**What to produce:** Return the records exactly as they are.

[Start Material shown]

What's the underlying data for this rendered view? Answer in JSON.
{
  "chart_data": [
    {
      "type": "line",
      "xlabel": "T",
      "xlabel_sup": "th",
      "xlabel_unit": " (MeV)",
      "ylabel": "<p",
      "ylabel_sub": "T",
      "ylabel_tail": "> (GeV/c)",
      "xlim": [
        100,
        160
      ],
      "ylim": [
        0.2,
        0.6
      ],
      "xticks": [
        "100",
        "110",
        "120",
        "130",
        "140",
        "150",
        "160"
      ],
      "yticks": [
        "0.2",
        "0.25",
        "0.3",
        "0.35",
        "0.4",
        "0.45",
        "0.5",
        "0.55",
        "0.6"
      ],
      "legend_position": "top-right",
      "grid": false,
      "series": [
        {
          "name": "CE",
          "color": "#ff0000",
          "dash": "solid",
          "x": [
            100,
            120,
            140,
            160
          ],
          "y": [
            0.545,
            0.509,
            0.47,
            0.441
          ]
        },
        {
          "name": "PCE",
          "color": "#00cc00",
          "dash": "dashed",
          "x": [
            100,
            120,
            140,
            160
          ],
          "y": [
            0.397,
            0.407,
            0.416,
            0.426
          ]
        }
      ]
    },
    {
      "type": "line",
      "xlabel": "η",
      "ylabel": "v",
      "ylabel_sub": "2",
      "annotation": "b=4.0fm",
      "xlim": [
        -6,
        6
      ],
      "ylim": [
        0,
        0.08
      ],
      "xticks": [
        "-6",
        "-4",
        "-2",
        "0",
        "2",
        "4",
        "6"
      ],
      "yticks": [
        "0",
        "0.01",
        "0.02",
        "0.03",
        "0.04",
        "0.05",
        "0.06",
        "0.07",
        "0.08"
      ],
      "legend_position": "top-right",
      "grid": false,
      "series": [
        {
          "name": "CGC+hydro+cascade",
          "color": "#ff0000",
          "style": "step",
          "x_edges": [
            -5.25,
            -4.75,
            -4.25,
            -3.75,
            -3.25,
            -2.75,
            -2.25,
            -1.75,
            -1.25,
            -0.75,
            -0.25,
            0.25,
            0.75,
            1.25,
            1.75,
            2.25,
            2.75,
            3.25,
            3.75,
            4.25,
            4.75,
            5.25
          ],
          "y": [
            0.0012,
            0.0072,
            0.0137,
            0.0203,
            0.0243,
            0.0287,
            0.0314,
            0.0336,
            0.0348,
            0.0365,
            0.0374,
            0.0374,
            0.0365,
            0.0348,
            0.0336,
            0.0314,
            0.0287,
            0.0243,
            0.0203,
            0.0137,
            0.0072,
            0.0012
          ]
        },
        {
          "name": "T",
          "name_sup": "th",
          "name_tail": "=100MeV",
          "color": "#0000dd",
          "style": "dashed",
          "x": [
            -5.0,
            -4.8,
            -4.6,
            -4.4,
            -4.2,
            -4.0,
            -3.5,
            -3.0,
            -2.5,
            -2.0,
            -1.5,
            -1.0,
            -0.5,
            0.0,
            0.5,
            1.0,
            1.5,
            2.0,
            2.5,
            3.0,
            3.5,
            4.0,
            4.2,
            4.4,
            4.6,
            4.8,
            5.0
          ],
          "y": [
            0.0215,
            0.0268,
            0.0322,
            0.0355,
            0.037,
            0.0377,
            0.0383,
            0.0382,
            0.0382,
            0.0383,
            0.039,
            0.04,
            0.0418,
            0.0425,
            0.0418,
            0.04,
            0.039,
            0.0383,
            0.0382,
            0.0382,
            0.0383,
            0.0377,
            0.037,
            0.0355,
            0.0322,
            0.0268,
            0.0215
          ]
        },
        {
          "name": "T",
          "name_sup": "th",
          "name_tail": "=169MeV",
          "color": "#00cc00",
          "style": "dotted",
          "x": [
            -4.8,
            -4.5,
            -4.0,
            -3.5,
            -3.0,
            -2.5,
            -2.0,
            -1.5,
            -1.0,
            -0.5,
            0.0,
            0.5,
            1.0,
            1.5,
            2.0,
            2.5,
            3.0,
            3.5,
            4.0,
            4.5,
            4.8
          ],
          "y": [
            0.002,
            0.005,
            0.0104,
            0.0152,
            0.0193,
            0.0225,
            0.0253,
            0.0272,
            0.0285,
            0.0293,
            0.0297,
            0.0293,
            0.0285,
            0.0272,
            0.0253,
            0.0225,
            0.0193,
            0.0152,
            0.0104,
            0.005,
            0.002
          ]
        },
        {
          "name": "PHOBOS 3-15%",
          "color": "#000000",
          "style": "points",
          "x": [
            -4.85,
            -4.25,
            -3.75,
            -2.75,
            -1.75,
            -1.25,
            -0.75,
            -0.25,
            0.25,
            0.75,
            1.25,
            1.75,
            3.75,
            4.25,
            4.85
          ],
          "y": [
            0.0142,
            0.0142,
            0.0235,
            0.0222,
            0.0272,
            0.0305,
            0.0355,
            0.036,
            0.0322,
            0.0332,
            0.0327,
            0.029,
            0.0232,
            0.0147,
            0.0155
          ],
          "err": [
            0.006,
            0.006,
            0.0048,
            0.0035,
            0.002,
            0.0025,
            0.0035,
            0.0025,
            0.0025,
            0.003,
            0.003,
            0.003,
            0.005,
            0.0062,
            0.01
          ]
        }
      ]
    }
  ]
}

[End Material shown]

**Output of the task:**
What's the underlying data for this rendered view? Answer in JSON.
{
  "chart_data": [
    {
      "type": "line",
      "xlabel": "T",
      "xlabel_sup": "th",
      "xlabel_unit": " (MeV)",
      "ylabel": "<p",
      "ylabel_sub": "T",
      "ylabel_tail": "> (GeV/c)",
      "xlim": [
        100,
        160
      ],
      "ylim": [
        0.2,
        0.6
      ],
      "xticks": [
        "100",
        "110",
        "120",
        "130",
        "140",
        "150",
        "160"
      ],
      "yticks": [
        "0.2",
        "0.25",
        "0.3",
        "0.35",
        "0.4",
        "0.45",
        "0.5",
        "0.55",
        "0.6"
      ],
      "legend_position": "top-right",
      "grid": false,
      "series": [
        {
          "name": "CE",
          "color": "#ff0000",
          "dash": "solid",
          "x": [
            100,
            120,
            140,
            160
          ],
          "y": [
            0.545,
            0.509,
            0.47,
            0.441
          ]
        },
        {
          "name": "PCE",
          "color": "#00cc00",
          "dash": "dashed",
          "x": [
            100,
            120,
            140,
            160
          ],
          "y": [
            0.397,
            0.407,
            0.416,
            0.426
          ]
        }
      ]
    },
    {
      "type": "line",
      "xlabel": "η",
      "ylabel": "v",
      "ylabel_sub": "2",
      "annotation": "b=4.0fm",
      "xlim": [
        -6,
        6
      ],
      "ylim": [
        0,
        0.08
      ],
      "xticks": [
        "-6",
        "-4",
        "-2",
        "0",
        "2",
        "4",
        "6"
      ],
      "yticks": [
        "0",
        "0.01",
        "0.02",
        "0.03",
        "0.04",
        "0.05",
        "0.06",
        "0.07",
        "0.08"
      ],
      "legend_position": "top-right",
      "grid": false,
      "series": [
        {
          "name": "CGC+hydro+cascade",
          "color": "#ff0000",
          "style": "step",
          "x_edges": [
            -5.25,
            -4.75,
            -4.25,
            -3.75,
            -3.25,
            -2.75,
            -2.25,
            -1.75,
            -1.25,
            -0.75,
            -0.25,
            0.25,
            0.75,
            1.25,
            1.75,
            2.25,
            2.75,
            3.25,
            3.75,
            4.25,
            4.75,
            5.25
          ],
          "y": [
            0.0012,
            0.0072,
            0.0137,
            0.0203,
            0.0243,
            0.0287,
            0.0314,
            0.0336,
            0.0348,
            0.0365,
            0.0374,
            0.0374,
            0.0365,
            0.0348,
            0.0336,
            0.0314,
            0.0287,
            0.0243,
            0.0203,
            0.0137,
            0.0072,
            0.0012
          ]
        },
        {
          "name": "T",
          "name_sup": "th",
          "name_tail": "=100MeV",
          "color": "#0000dd",
          "style": "dashed",
          "x": [
            -5.0,
            -4.8,
            -4.6,
            -4.4,
            -4.2,
            -4.0,
            -3.5,
            -3.0,
            -2.5,
            -2.0,
            -1.5,
            -1.0,
            -0.5,
            0.0,
            0.5,
            1.0,
            1.5,
            2.0,
            2.5,
            3.0,
            3.5,
            4.0,
            4.2,
            4.4,
            4.6,
            4.8,
            5.0
          ],
          "y": [
            0.0215,
            0.0268,
            0.0322,
            0.0355,
            0.037,
            0.0377,
            0.0383,
            0.0382,
            0.0382,
            0.0383,
            0.039,
            0.04,
            0.0418,
            0.0425,
            0.0418,
            0.04,
            0.039,
            0.0383,
            0.0382,
            0.0382,
            0.0383,
            0.0377,
            0.037,
            0.0355,
            0.0322,
            0.0268,
            0.0215
          ]
        },
        {
          "name": "T",
          "name_sup": "th",
          "name_tail": "=169MeV",
          "color": "#00cc00",
          "style": "dotted",
          "x": [
            -4.8,
            -4.5,
            -4.0,
            -3.5,
            -3.0,
            -2.5,
            -2.0,
            -1.5,
            -1.0,
            -0.5,
            0.0,
            0.5,
            1.0,
            1.5,
            2.0,
            2.5,
            3.0,
            3.5,
            4.0,
            4.5,
            4.8
          ],
          "y": [
            0.002,
            0.005,
            0.0104,
            0.0152,
            0.0193,
            0.0225,
            0.0253,
            0.0272,
            0.0285,
            0.0293,
            0.0297,
            0.0293,
            0.0285,
            0.0272,
            0.0253,
            0.0225,
            0.0193,
            0.0152,
            0.0104,
            0.005,
            0.002
          ]
        },
        {
          "name": "PHOBOS 3-15%",
          "color": "#000000",
          "style": "points",
          "x": [
            -4.85,
            -4.25,
            -3.75,
            -2.75,
            -1.75,
            -1.25,
            -0.75,
            -0.25,
            0.25,
            0.75,
            1.25,
            1.75,
            3.75,
            4.25,
            4.85
          ],
          "y": [
            0.0142,
            0.0142,
            0.0235,
            0.0222,
            0.0272,
            0.0305,
            0.0355,
            0.036,
            0.0322,
            0.0332,
            0.0327,
            0.029,
            0.0232,
            0.0147,
            0.0155
          ],
          "err": [
            0.006,
            0.006,
            0.0048,
            0.0035,
            0.002,
            0.0025,
            0.0035,
            0.0025,
            0.0025,
            0.003,
            0.003,
            0.003,
            0.005,
            0.0062,
            0.01
          ]
        }
      ]
    }
  ]
}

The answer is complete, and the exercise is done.